### To do
Restate the whole listing word for word. Pictures are left out.

### Information provided
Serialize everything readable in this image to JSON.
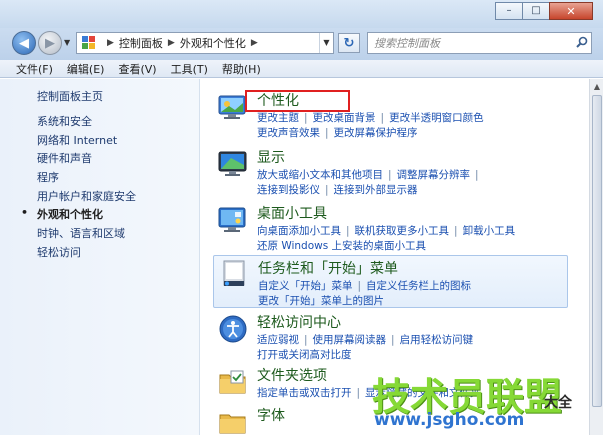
{
  "window": {
    "minimize_glyph": "–",
    "maximize_glyph": "□",
    "close_glyph": "✕"
  },
  "nav": {
    "back_glyph": "◀",
    "forward_glyph": "▶",
    "breadcrumb": [
      "控制面板",
      "外观和个性化"
    ],
    "refresh_glyph": "↻",
    "search_placeholder": "搜索控制面板"
  },
  "menubar": {
    "items": [
      "文件(F)",
      "编辑(E)",
      "查看(V)",
      "工具(T)",
      "帮助(H)"
    ]
  },
  "sidebar": {
    "home": "控制面板主页",
    "items": [
      {
        "label": "系统和安全",
        "active": false
      },
      {
        "label": "网络和 Internet",
        "active": false
      },
      {
        "label": "硬件和声音",
        "active": false
      },
      {
        "label": "程序",
        "active": false
      },
      {
        "label": "用户帐户和家庭安全",
        "active": false
      },
      {
        "label": "外观和个性化",
        "active": true
      },
      {
        "label": "时钟、语言和区域",
        "active": false
      },
      {
        "label": "轻松访问",
        "active": false
      }
    ]
  },
  "sections": [
    {
      "title": "个性化",
      "icon": "personalization-icon",
      "rows": [
        [
          "更改主题",
          "更改桌面背景",
          "更改半透明窗口颜色"
        ],
        [
          "更改声音效果",
          "更改屏幕保护程序"
        ]
      ]
    },
    {
      "title": "显示",
      "icon": "display-icon",
      "rows": [
        [
          "放大或缩小文本和其他项目",
          "调整屏幕分辨率"
        ],
        [
          "连接到投影仪",
          "连接到外部显示器"
        ]
      ]
    },
    {
      "title": "桌面小工具",
      "icon": "gadgets-icon",
      "rows": [
        [
          "向桌面添加小工具",
          "联机获取更多小工具",
          "卸载小工具"
        ],
        [
          "还原 Windows 上安装的桌面小工具"
        ]
      ]
    },
    {
      "title": "任务栏和「开始」菜单",
      "icon": "taskbar-icon",
      "rows": [
        [
          "自定义「开始」菜单",
          "自定义任务栏上的图标"
        ],
        [
          "更改「开始」菜单上的图片"
        ]
      ]
    },
    {
      "title": "轻松访问中心",
      "icon": "ease-of-access-icon",
      "rows": [
        [
          "适应弱视",
          "使用屏幕阅读器",
          "启用轻松访问键"
        ],
        [
          "打开或关闭高对比度"
        ]
      ]
    },
    {
      "title": "文件夹选项",
      "icon": "folder-options-icon",
      "rows": [
        [
          "指定单击或双击打开",
          "显示隐藏的文件和文件夹"
        ]
      ]
    },
    {
      "title": "字体",
      "icon": "fonts-icon",
      "rows": []
    }
  ],
  "watermark": {
    "brand": "技术员联盟",
    "url": "www.jsgho.com",
    "side": "大全"
  }
}
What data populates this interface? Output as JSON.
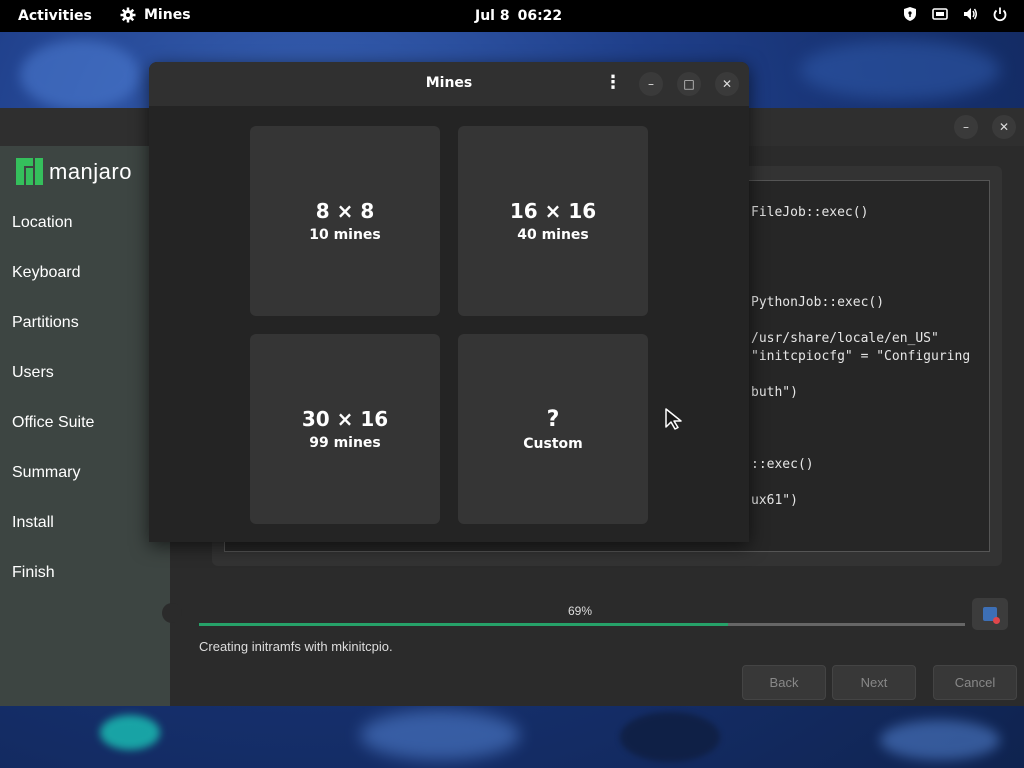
{
  "topbar": {
    "activities": "Activities",
    "app_name": "Mines",
    "date": "Jul 8",
    "time": "06:22",
    "icons": [
      "privacy-shield-icon",
      "network-icon",
      "volume-icon",
      "power-icon"
    ]
  },
  "installer": {
    "brand": "manjaro",
    "nav": [
      "Location",
      "Keyboard",
      "Partitions",
      "Users",
      "Office Suite",
      "Summary",
      "Install",
      "Finish"
    ],
    "log_lines": [
      "FileJob::exec()",
      "PythonJob::exec()",
      "/usr/share/locale/en_US\"",
      "\"initcpiocfg\" = \"Configuring",
      "buth\")",
      "::exec()",
      "ux61\")"
    ],
    "progress_text": "69%",
    "progress_value": 0.69,
    "status": "Creating initramfs with mkinitcpio.",
    "buttons": {
      "back": "Back",
      "next": "Next",
      "cancel": "Cancel"
    }
  },
  "mines": {
    "title": "Mines",
    "tiles": [
      {
        "size": "8 × 8",
        "mines": "10 mines"
      },
      {
        "size": "16 × 16",
        "mines": "40 mines"
      },
      {
        "size": "30 × 16",
        "mines": "99 mines"
      },
      {
        "symbol": "?",
        "label": "Custom"
      }
    ]
  },
  "colors": {
    "accent_progress": "#26a269",
    "manjaro_green": "#35bf5c"
  }
}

### Solution to this exercise
Serialize everything readable in this image to JSON.
{
  "window": {
    "minimize_glyph": "–",
    "maximize_glyph": "□",
    "close_glyph": "✕"
  },
  "nav": {
    "back_glyph": "◀",
    "forward_glyph": "▶",
    "breadcrumb": [
      "控制面板",
      "外观和个性化"
    ],
    "refresh_glyph": "↻",
    "search_placeholder": "搜索控制面板"
  },
  "menubar": {
    "items": [
      "文件(F)",
      "编辑(E)",
      "查看(V)",
      "工具(T)",
      "帮助(H)"
    ]
  },
  "sidebar": {
    "home": "控制面板主页",
    "items": [
      {
        "label": "系统和安全",
        "active": false
      },
      {
        "label": "网络和 Internet",
        "active": false
      },
      {
        "label": "硬件和声音",
        "active": false
      },
      {
        "label": "程序",
        "active": false
      },
      {
        "label": "用户帐户和家庭安全",
        "active": false
      },
      {
        "label": "外观和个性化",
        "active": true
      },
      {
        "label": "时钟、语言和区域",
        "active": false
      },
      {
        "label": "轻松访问",
        "active": false
      }
    ]
  },
  "sections": [
    {
      "title": "个性化",
      "icon": "personalization-icon",
      "rows": [
        [
          "更改主题",
          "更改桌面背景",
          "更改半透明窗口颜色"
        ],
        [
          "更改声音效果",
          "更改屏幕保护程序"
        ]
      ]
    },
    {
      "title": "显示",
      "icon": "display-icon",
      "rows": [
        [
          "放大或缩小文本和其他项目",
          "调整屏幕分辨率"
        ],
        [
          "连接到投影仪",
          "连接到外部显示器"
        ]
      ]
    },
    {
      "title": "桌面小工具",
      "icon": "gadgets-icon",
      "rows": [
        [
          "向桌面添加小工具",
          "联机获取更多小工具",
          "卸载小工具"
        ],
        [
          "还原 Windows 上安装的桌面小工具"
        ]
      ]
    },
    {
      "title": "任务栏和「开始」菜单",
      "icon": "taskbar-icon",
      "rows": [
        [
          "自定义「开始」菜单",
          "自定义任务栏上的图标"
        ],
        [
          "更改「开始」菜单上的图片"
        ]
      ]
    },
    {
      "title": "轻松访问中心",
      "icon": "ease-of-access-icon",
      "rows": [
        [
          "适应弱视",
          "使用屏幕阅读器",
          "启用轻松访问键"
        ],
        [
          "打开或关闭高对比度"
        ]
      ]
    },
    {
      "title": "文件夹选项",
      "icon": "folder-options-icon",
      "rows": [
        [
          "指定单击或双击打开",
          "显示隐藏的文件和文件夹"
        ]
      ]
    },
    {
      "title": "字体",
      "icon": "fonts-icon",
      "rows": []
    }
  ],
  "watermark": {
    "brand": "技术员联盟",
    "url": "www.jsgho.com",
    "side": "大全"
  }
}
What data populates this interface? Output as JSON.
{
  "topbar": {
    "activities": "Activities",
    "app_name": "Mines",
    "date": "Jul 8",
    "time": "06:22",
    "icons": [
      "privacy-shield-icon",
      "network-icon",
      "volume-icon",
      "power-icon"
    ]
  },
  "installer": {
    "brand": "manjaro",
    "nav": [
      "Location",
      "Keyboard",
      "Partitions",
      "Users",
      "Office Suite",
      "Summary",
      "Install",
      "Finish"
    ],
    "log_lines": [
      "FileJob::exec()",
      "PythonJob::exec()",
      "/usr/share/locale/en_US\"",
      "\"initcpiocfg\" = \"Configuring",
      "buth\")",
      "::exec()",
      "ux61\")"
    ],
    "progress_text": "69%",
    "progress_value": 0.69,
    "status": "Creating initramfs with mkinitcpio.",
    "buttons": {
      "back": "Back",
      "next": "Next",
      "cancel": "Cancel"
    }
  },
  "mines": {
    "title": "Mines",
    "tiles": [
      {
        "size": "8 × 8",
        "mines": "10 mines"
      },
      {
        "size": "16 × 16",
        "mines": "40 mines"
      },
      {
        "size": "30 × 16",
        "mines": "99 mines"
      },
      {
        "symbol": "?",
        "label": "Custom"
      }
    ]
  },
  "colors": {
    "accent_progress": "#26a269",
    "manjaro_green": "#35bf5c"
  }
}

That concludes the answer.